● **Extracted data**:
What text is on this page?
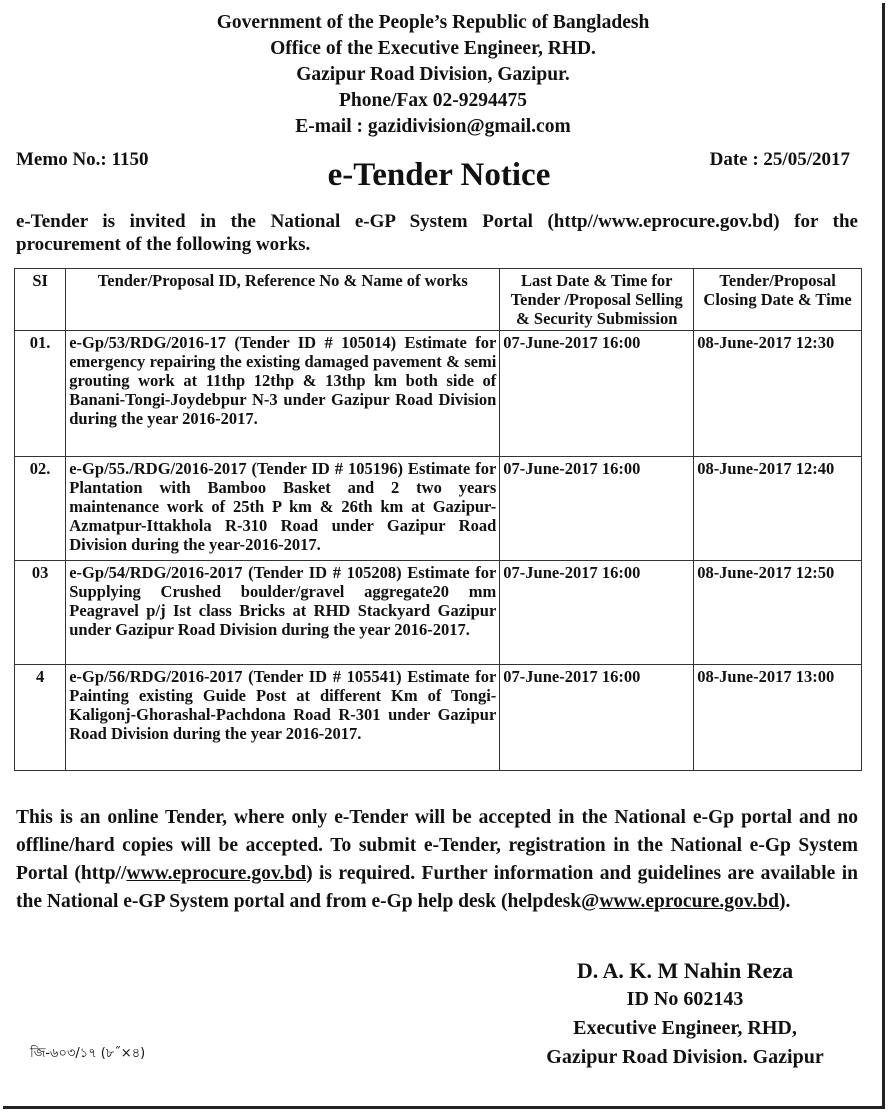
Government of the People’s Republic of Bangladesh
Office of the Executive Engineer, RHD.
Gazipur Road Division, Gazipur.
Phone/Fax 02-9294475
E-mail : gazidivision@gmail.com
Memo No.: 1150	Date : 25/05/2017
e-Tender Notice
e-Tender is invited in the National e-GP System Portal (http//www.eprocure.gov.bd) for the procurement of the following works.
SI	Tender/Proposal ID, Reference No & Name of works	Last Date & Time for Tender /Proposal Selling & Security Submission	Tender/Proposal Closing Date & Time
01.	e-Gp/53/RDG/2016-17 (Tender ID # 105014) Estimate for emergency repairing the existing damaged pavement & semi grouting work at 11thp 12thp & 13thp km both side of Banani-Tongi-Joydebpur N-3 under Gazipur Road Division during the year 2016-2017.	07-June-2017 16:00	08-June-2017 12:30
02.	e-Gp/55./RDG/2016-2017 (Tender ID # 105196) Estimate for Plantation with Bamboo Basket and 2 two years maintenance work of 25th P km & 26th km at Gazipur-Azmatpur-Ittakhola R-310 Road under Gazipur Road Division during the year-2016-2017.	07-June-2017 16:00	08-June-2017 12:40
03	e-Gp/54/RDG/2016-2017 (Tender ID # 105208) Estimate for Supplying Crushed boulder/gravel aggregate20 mm Peagravel p/j Ist class Bricks at RHD Stackyard Gazipur under Gazipur Road Division during the year 2016-2017.	07-June-2017 16:00	08-June-2017 12:50
4	e-Gp/56/RDG/2016-2017 (Tender ID # 105541) Estimate for Painting existing Guide Post at different Km of Tongi-Kaligonj-Ghorashal-Pachdona Road R-301 under Gazipur Road Division during the year 2016-2017.	07-June-2017 16:00	08-June-2017 13:00
This is an online Tender, where only e-Tender will be accepted in the National e-Gp portal and no offline/hard copies will be accepted. To submit e-Tender, registration in the National e-Gp System Portal (http//www.eprocure.gov.bd) is required. Further information and guidelines are available in the National e-GP System portal and from e-Gp help desk (helpdesk@www.eprocure.gov.bd).
D. A. K. M Nahin Reza
ID No 602143
Executive Engineer, RHD,
Gazipur Road Division. Gazipur
জি-৬০৩/১৭ (৮˝×৪)
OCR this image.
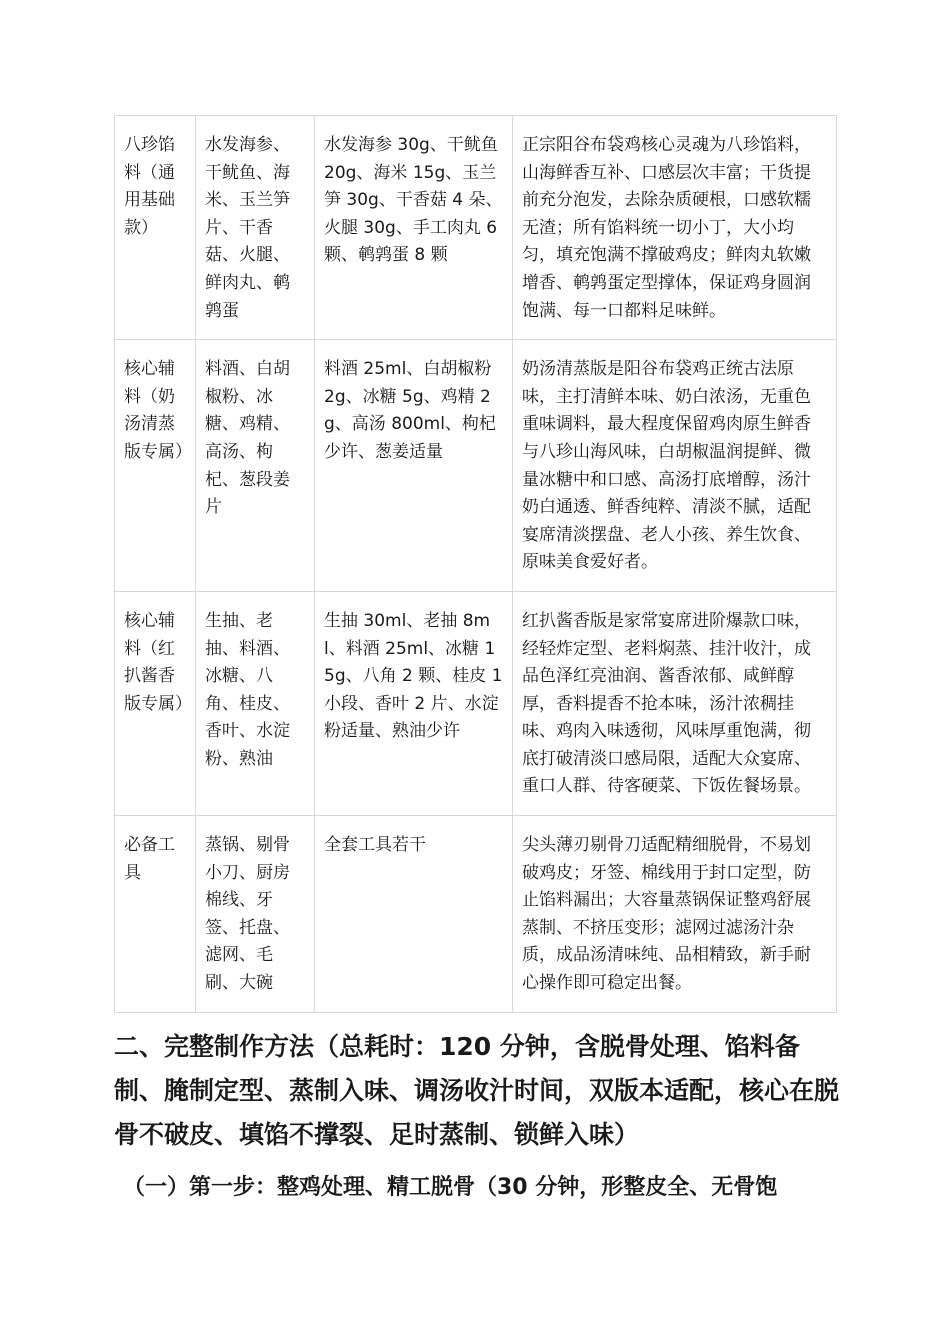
八珍馅料（通用基础款）	水发海参、干鱿鱼、海米、玉兰笋片、干香菇、火腿、鲜肉丸、鹌鹑蛋	水发海参 30g、干鱿鱼 20g、海米 15g、玉兰笋 30g、干香菇 4 朵、火腿 30g、手工肉丸 6 颗、鹌鹑蛋 8 颗	正宗阳谷布袋鸡核心灵魂为八珍馅料，山海鲜香互补、口感层次丰富；干货提前充分泡发，去除杂质硬根，口感软糯无渣；所有馅料统一切小丁，大小均匀，填充饱满不撑破鸡皮；鲜肉丸软嫩增香、鹌鹑蛋定型撑体，保证鸡身圆润饱满、每一口都料足味鲜。
核心辅料（奶汤清蒸版专属）	料酒、白胡椒粉、冰糖、鸡精、高汤、枸杞、葱段姜片	料酒 25ml、白胡椒粉 2g、冰糖 5g、鸡精 2g、高汤 800ml、枸杞少许、葱姜适量	奶汤清蒸版是阳谷布袋鸡正统古法原味，主打清鲜本味、奶白浓汤，无重色重味调料，最大程度保留鸡肉原生鲜香与八珍山海风味，白胡椒温润提鲜、微量冰糖中和口感、高汤打底增醇，汤汁奶白通透、鲜香纯粹、清淡不腻，适配宴席清淡摆盘、老人小孩、养生饮食、原味美食爱好者。
核心辅料（红扒酱香版专属）	生抽、老抽、料酒、冰糖、八角、桂皮、香叶、水淀粉、熟油	生抽 30ml、老抽 8ml、料酒 25ml、冰糖 15g、八角 2 颗、桂皮 1 小段、香叶 2 片、水淀粉适量、熟油少许	红扒酱香版是家常宴席进阶爆款口味，经轻炸定型、老料焖蒸、挂汁收汁，成品色泽红亮油润、酱香浓郁、咸鲜醇厚，香料提香不抢本味，汤汁浓稠挂味、鸡肉入味透彻，风味厚重饱满，彻底打破清淡口感局限，适配大众宴席、重口人群、待客硬菜、下饭佐餐场景。
必备工具	蒸锅、剔骨小刀、厨房棉线、牙签、托盘、滤网、毛刷、大碗	全套工具若干	尖头薄刃剔骨刀适配精细脱骨，不易划破鸡皮；牙签、棉线用于封口定型，防止馅料漏出；大容量蒸锅保证整鸡舒展蒸制、不挤压变形；滤网过滤汤汁杂质，成品汤清味纯、品相精致，新手耐心操作即可稳定出餐。
二、完整制作方法（总耗时：120 分钟，含脱骨处理、馅料备制、腌制定型、蒸制入味、调汤收汁时间，双版本适配，核心在脱骨不破皮、填馅不撑裂、足时蒸制、锁鲜入味）
（一）第一步：整鸡处理、精工脱骨（30 分钟，形整皮全、无骨饱
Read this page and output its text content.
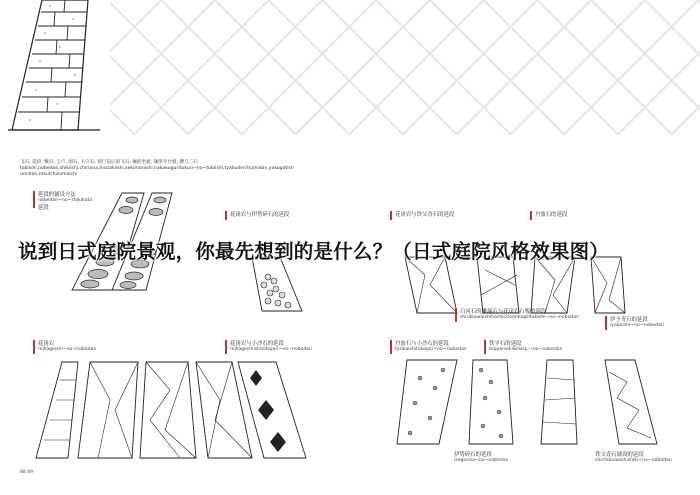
飞石, 延段, 敷石, 尘穴, 围石, 关守石, 锁门前后的飞石, 镶嵌坐板, 镶嵌平台板, 蹲几三石
tobiishi,nobedan,shikiishi,chiriana,mozakiishi,sekimoriishi,nakakuguritukuri~no~tobiishi,tyakuden'humidan,yokogatish
umidan,rokuichisamaishi
延段的铺设方法
nobedan~no~shikikata
延段
花岗岩与伊势碎石的延段
花岗岩
mikageishi~no~nobedan
花岗岩与小沙石的延段
mikageishishitokojari~no~nobedan
88 89
花岗岩与铁父青石的延段	丹波石的延段
白河石的雕琢石与花岗岩石板的延段
shirakawaishihochicitomikageitabishi~no~nobedan	伊予青石的延段
iyoaoishi~no~nobedan
丹波石与小沙石的延段
tanbaishitokojari~no~nobedan
铁平石的延段
teppeiseki&nbsp;~no~nobedan
伊势碎石的延段
isegoroia~no~nobedan
铁父青石铺设的延段
chichibuaoishishiki~no~nobedan
说到日式庭院景观，你最先想到的是什么？（日式庭院风格效果图）
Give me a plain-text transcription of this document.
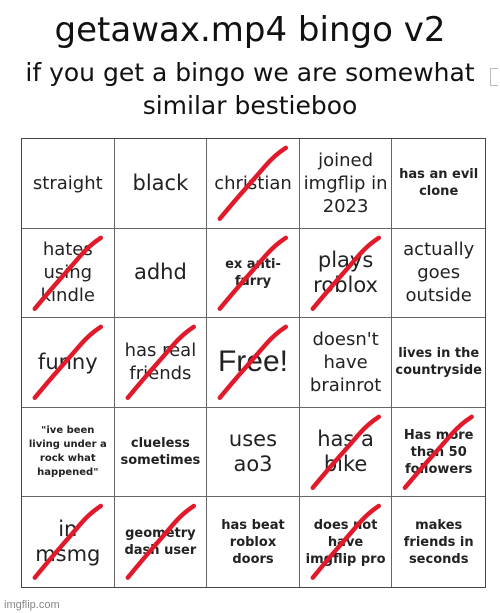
getawax.mp4 bingo v2
if you get a bingo we are somewhat similar bestieboo
straight black christian
joined imgflip in 2023
has an evil clone
hates using kindle
adhd	ex anti-furry
plays roblox
actually goes outside
funny	has real friends Free!
doesn't have brainrot
lives in the countryside
"ive been living under a rock what happened"
clueless sometimes
uses ao3
has a bike
Has more than 50 followers
in msmg
geometry dash user
has beat roblox doors
does not have imgflip pro
makes friends in seconds
imgflip.com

● **Aim of the task**: Tell how many lines of the material above hold "National", answering with a bare number.

● **Solution to this exercise**: 2